▶ [What is expected]:
Give a verbatim copy of the lines below, minus the pictures.

═══ Dataset records

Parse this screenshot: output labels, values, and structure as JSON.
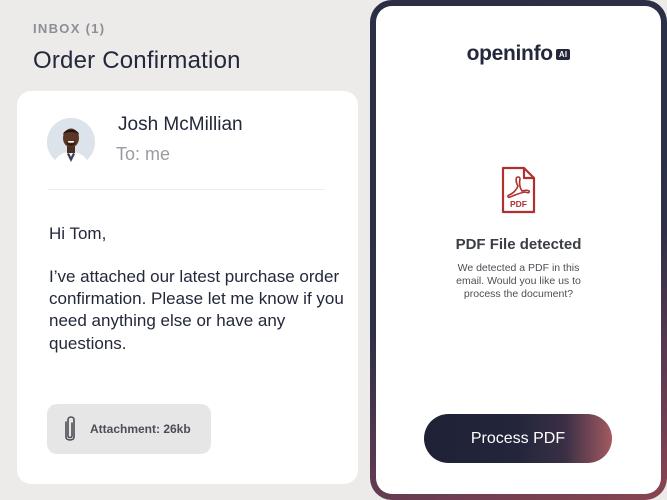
{
  "inbox": {
    "label": "INBOX (1)",
    "title": "Order Confirmation"
  },
  "email": {
    "sender": "Josh McMillian",
    "recipient": "To: me",
    "greeting": "Hi Tom,",
    "body": "I’ve attached our latest purchase order confirmation. Please let me know if you need anything else or have any questions.",
    "attachment_label": "Attachment: 26kb",
    "attachment_icon": "paperclip-icon"
  },
  "panel": {
    "brand": "openinfo",
    "brand_badge": "AI",
    "pdf_icon_label": "PDF",
    "detect_title": "PDF File detected",
    "detect_description": "We detected a PDF in this email. Would you like us to process the document?",
    "process_button": "Process PDF"
  },
  "colors": {
    "accent_dark": "#23283a",
    "accent_red": "#b03030",
    "gradient_end": "#a25a60"
  }
}
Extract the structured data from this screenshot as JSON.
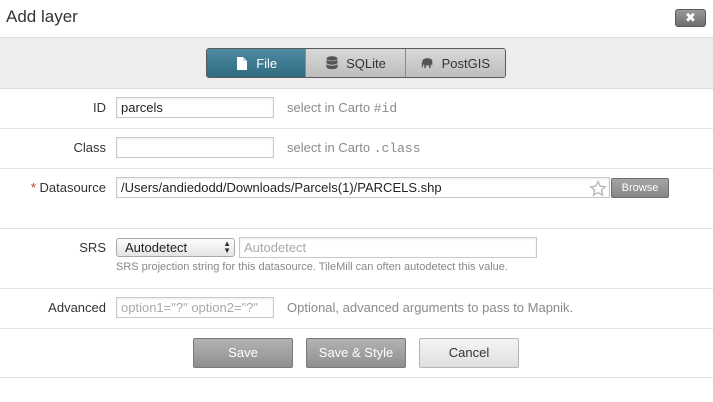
{
  "dialog": {
    "title": "Add layer",
    "close_label": "✖"
  },
  "tabs": [
    {
      "label": "File",
      "icon": "file-icon",
      "active": true
    },
    {
      "label": "SQLite",
      "icon": "database-icon",
      "active": false
    },
    {
      "label": "PostGIS",
      "icon": "elephant-icon",
      "active": false
    }
  ],
  "fields": {
    "id": {
      "label": "ID",
      "value": "parcels",
      "hint_prefix": "select in Carto",
      "hint_code": "#id"
    },
    "class": {
      "label": "Class",
      "value": "",
      "hint_prefix": "select in Carto",
      "hint_code": ".class"
    },
    "datasource": {
      "required_marker": "*",
      "label": "Datasource",
      "value": "/Users/andiedodd/Downloads/Parcels(1)/PARCELS.shp",
      "browse_label": "Browse"
    },
    "srs": {
      "label": "SRS",
      "selected": "Autodetect",
      "placeholder": "Autodetect",
      "hint": "SRS projection string for this datasource. TileMill can often autodetect this value."
    },
    "advanced": {
      "label": "Advanced",
      "placeholder": "option1=\"?\" option2=\"?\"",
      "hint": "Optional, advanced arguments to pass to Mapnik."
    }
  },
  "buttons": {
    "save": "Save",
    "save_style": "Save & Style",
    "cancel": "Cancel"
  },
  "colors": {
    "active_tab": "#3b7a91",
    "required": "#c0392b"
  }
}
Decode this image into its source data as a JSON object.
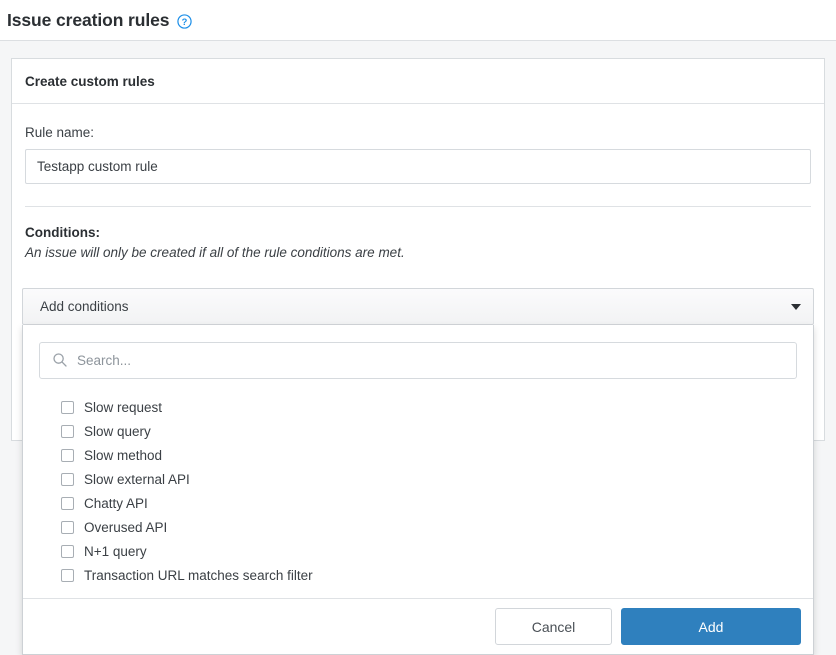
{
  "page": {
    "title": "Issue creation rules",
    "help_icon": "help-circle-icon"
  },
  "card": {
    "header_title": "Create custom rules",
    "rule_name": {
      "label": "Rule name:",
      "value": "Testapp custom rule",
      "placeholder": "Rule name"
    },
    "conditions": {
      "label": "Conditions:",
      "description": "An issue will only be created if all of the rule conditions are met."
    }
  },
  "dropdown": {
    "toggle_label": "Add conditions",
    "caret_icon": "chevron-down-icon",
    "search": {
      "placeholder": "Search...",
      "value": "",
      "icon": "search-icon"
    },
    "options": [
      {
        "label": "Slow request",
        "checked": false
      },
      {
        "label": "Slow query",
        "checked": false
      },
      {
        "label": "Slow method",
        "checked": false
      },
      {
        "label": "Slow external API",
        "checked": false
      },
      {
        "label": "Chatty API",
        "checked": false
      },
      {
        "label": "Overused API",
        "checked": false
      },
      {
        "label": "N+1 query",
        "checked": false
      },
      {
        "label": "Transaction URL matches search filter",
        "checked": false
      }
    ],
    "footer": {
      "cancel_label": "Cancel",
      "add_label": "Add"
    }
  },
  "colors": {
    "accent_blue": "#2f80be",
    "help_icon_blue": "#1d8fe8",
    "page_background": "#f5f6f7",
    "card_background": "#ffffff",
    "border": "#d8dcdf",
    "text": "#3b4045"
  }
}
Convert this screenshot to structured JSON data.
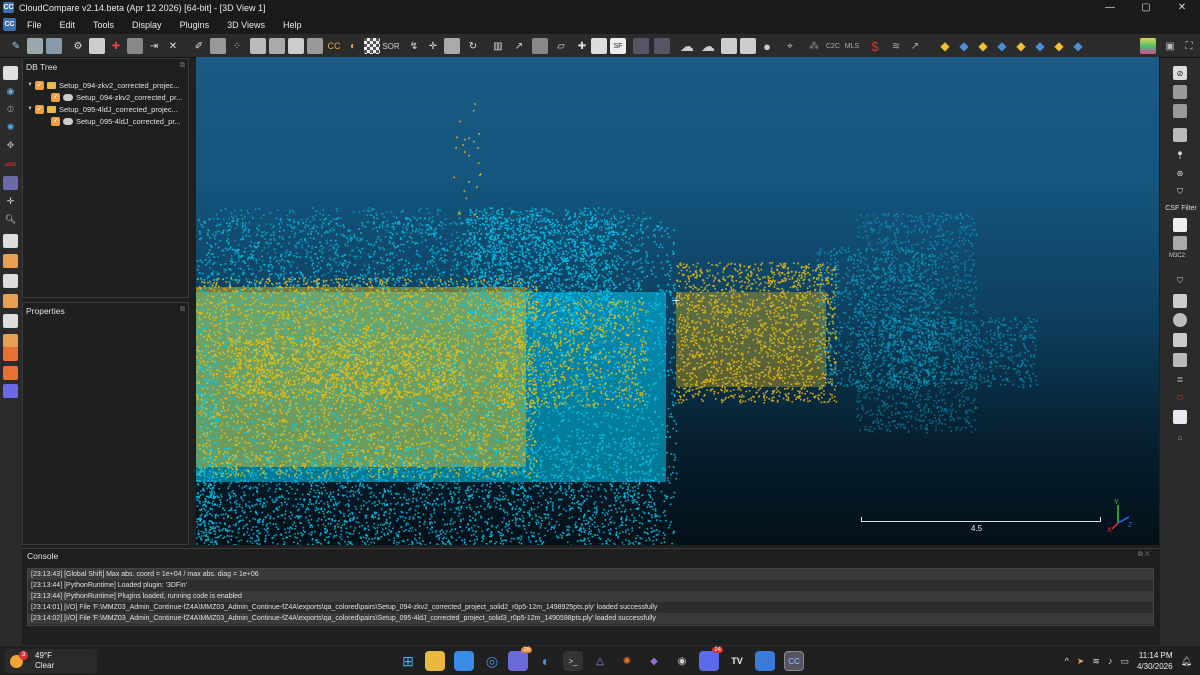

══════

▶ [Exercise output]:
Parse this screenshot: output labels, values, and structure as JSON.
{
  "inbox": {
    "label": "INBOX (1)",
    "title": "Order Confirmation"
  },
  "email": {
    "sender": "Josh McMillian",
    "recipient": "To: me",
    "greeting": "Hi Tom,",
    "body": "I’ve attached our latest purchase order confirmation. Please let me know if you need anything else or have any questions.",
    "attachment_label": "Attachment: 26kb",
    "attachment_icon": "paperclip-icon"
  },
  "panel": {
    "brand": "openinfo",
    "brand_badge": "AI",
    "pdf_icon_label": "PDF",
    "detect_title": "PDF File detected",
    "detect_description": "We detected a PDF in this email. Would you like us to process the document?",
    "process_button": "Process PDF"
  },
  "colors": {
    "accent_dark": "#23283a",
    "accent_red": "#b03030",
    "gradient_end": "#a25a60"
  }
}
Extract the structured data from this screenshot as JSON.
{
  "dialog": {
    "title": "Add layer",
    "close_label": "✖"
  },
  "tabs": [
    {
      "label": "File",
      "icon": "file-icon",
      "active": true
    },
    {
      "label": "SQLite",
      "icon": "database-icon",
      "active": false
    },
    {
      "label": "PostGIS",
      "icon": "elephant-icon",
      "active": false
    }
  ],
  "fields": {
    "id": {
      "label": "ID",
      "value": "parcels",
      "hint_prefix": "select in Carto",
      "hint_code": "#id"
    },
    "class": {
      "label": "Class",
      "value": "",
      "hint_prefix": "select in Carto",
      "hint_code": ".class"
    },
    "datasource": {
      "required_marker": "*",
      "label": "Datasource",
      "value": "/Users/andiedodd/Downloads/Parcels(1)/PARCELS.shp",
      "browse_label": "Browse"
    },
    "srs": {
      "label": "SRS",
      "selected": "Autodetect",
      "placeholder": "Autodetect",
      "hint": "SRS projection string for this datasource. TileMill can often autodetect this value."
    },
    "advanced": {
      "label": "Advanced",
      "placeholder": "option1=\"?\" option2=\"?\"",
      "hint": "Optional, advanced arguments to pass to Mapnik."
    }
  },
  "buttons": {
    "save": "Save",
    "save_style": "Save & Style",
    "cancel": "Cancel"
  },
  "colors": {
    "active_tab": "#3b7a91",
    "required": "#c0392b"
  }
}
Decode this image into its source data as a JSON object.
{
  "page": {
    "title": "Issue creation rules",
    "help_icon": "help-circle-icon"
  },
  "card": {
    "header_title": "Create custom rules",
    "rule_name": {
      "label": "Rule name:",
      "value": "Testapp custom rule",
      "placeholder": "Rule name"
    },
    "conditions": {
      "label": "Conditions:",
      "description": "An issue will only be created if all of the rule conditions are met."
    }
  },
  "dropdown": {
    "toggle_label": "Add conditions",
    "caret_icon": "chevron-down-icon",
    "search": {
      "placeholder": "Search...",
      "value": "",
      "icon": "search-icon"
    },
    "options": [
      {
        "label": "Slow request",
        "checked": false
      },
      {
        "label": "Slow query",
        "checked": false
      },
      {
        "label": "Slow method",
        "checked": false
      },
      {
        "label": "Slow external API",
        "checked": false
      },
      {
        "label": "Chatty API",
        "checked": false
      },
      {
        "label": "Overused API",
        "checked": false
      },
      {
        "label": "N+1 query",
        "checked": false
      },
      {
        "label": "Transaction URL matches search filter",
        "checked": false
      }
    ],
    "footer": {
      "cancel_label": "Cancel",
      "add_label": "Add"
    }
  },
  "colors": {
    "accent_blue": "#2f80be",
    "help_icon_blue": "#1d8fe8",
    "page_background": "#f5f6f7",
    "card_background": "#ffffff",
    "border": "#d8dcdf",
    "text": "#3b4045"
  }
}
Convert this screenshot to structured JSON data.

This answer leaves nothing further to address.